→ What to work on
Every line containing the word "δευτέρῳ" needs to be found and copied.

Stored items:
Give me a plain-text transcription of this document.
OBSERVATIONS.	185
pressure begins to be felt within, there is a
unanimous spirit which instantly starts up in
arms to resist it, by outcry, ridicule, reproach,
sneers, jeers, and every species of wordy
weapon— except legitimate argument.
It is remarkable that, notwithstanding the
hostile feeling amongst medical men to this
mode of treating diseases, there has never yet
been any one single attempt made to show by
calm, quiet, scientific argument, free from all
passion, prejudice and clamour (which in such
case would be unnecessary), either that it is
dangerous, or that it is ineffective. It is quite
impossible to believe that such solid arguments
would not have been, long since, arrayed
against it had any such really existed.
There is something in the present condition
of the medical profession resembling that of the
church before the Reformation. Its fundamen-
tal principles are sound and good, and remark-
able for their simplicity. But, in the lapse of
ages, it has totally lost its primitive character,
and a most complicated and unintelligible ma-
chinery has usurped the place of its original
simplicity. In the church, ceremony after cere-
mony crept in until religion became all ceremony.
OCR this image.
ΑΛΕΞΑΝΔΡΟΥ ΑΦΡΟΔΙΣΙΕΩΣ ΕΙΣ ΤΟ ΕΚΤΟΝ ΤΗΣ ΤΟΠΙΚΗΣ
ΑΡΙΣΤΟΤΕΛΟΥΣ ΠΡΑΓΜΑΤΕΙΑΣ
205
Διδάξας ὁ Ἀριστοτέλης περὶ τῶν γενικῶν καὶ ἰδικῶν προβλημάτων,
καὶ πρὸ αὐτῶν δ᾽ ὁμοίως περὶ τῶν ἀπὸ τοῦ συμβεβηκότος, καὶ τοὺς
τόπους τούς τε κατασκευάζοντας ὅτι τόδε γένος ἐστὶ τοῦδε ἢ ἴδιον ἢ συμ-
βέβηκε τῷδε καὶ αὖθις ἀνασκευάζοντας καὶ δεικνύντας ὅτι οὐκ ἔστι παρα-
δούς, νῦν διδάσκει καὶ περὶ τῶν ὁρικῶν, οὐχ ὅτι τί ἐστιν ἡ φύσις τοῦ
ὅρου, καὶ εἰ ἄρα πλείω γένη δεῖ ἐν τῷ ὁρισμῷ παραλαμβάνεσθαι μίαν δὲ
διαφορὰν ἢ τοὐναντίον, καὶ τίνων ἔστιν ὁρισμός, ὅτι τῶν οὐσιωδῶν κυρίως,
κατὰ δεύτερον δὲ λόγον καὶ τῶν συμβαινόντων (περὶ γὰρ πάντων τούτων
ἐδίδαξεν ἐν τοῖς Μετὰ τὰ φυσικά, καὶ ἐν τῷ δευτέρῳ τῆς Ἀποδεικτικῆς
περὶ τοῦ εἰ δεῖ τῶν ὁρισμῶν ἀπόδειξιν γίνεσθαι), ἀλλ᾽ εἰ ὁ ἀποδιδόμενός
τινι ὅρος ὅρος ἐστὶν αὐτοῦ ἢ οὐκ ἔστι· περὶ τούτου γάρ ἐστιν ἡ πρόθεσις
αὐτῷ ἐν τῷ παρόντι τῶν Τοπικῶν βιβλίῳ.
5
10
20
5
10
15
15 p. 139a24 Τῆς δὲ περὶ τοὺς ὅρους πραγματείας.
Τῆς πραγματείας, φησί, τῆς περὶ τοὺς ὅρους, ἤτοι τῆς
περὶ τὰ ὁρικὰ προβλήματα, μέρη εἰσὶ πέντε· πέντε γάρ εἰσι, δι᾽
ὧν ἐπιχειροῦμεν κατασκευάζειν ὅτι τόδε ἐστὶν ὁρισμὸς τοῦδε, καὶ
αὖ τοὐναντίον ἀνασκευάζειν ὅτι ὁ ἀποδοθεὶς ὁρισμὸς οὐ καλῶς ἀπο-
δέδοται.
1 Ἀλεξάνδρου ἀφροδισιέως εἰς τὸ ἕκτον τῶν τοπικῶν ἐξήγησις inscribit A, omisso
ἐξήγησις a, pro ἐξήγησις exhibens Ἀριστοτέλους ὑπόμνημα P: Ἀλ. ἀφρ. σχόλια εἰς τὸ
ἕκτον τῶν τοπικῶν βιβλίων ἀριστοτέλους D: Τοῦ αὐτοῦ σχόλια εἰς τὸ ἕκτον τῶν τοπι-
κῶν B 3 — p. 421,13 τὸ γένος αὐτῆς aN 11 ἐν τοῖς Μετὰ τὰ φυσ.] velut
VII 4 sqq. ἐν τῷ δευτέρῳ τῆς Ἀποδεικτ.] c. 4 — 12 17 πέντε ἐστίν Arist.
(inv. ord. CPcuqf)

→ Exercise answer
ἐδίδαξεν ἐν τοῖς Μετὰ τὰ φυσικά, καὶ ἐν τῷ δευτέρῳ τῆς Ἀποδεικτικῆς
VII 4 sqq. ἐν τῷ δευτέρῳ τῆς Ἀποδεικτ.] c. 4 — 12 17 πέντε ἐστίν Arist.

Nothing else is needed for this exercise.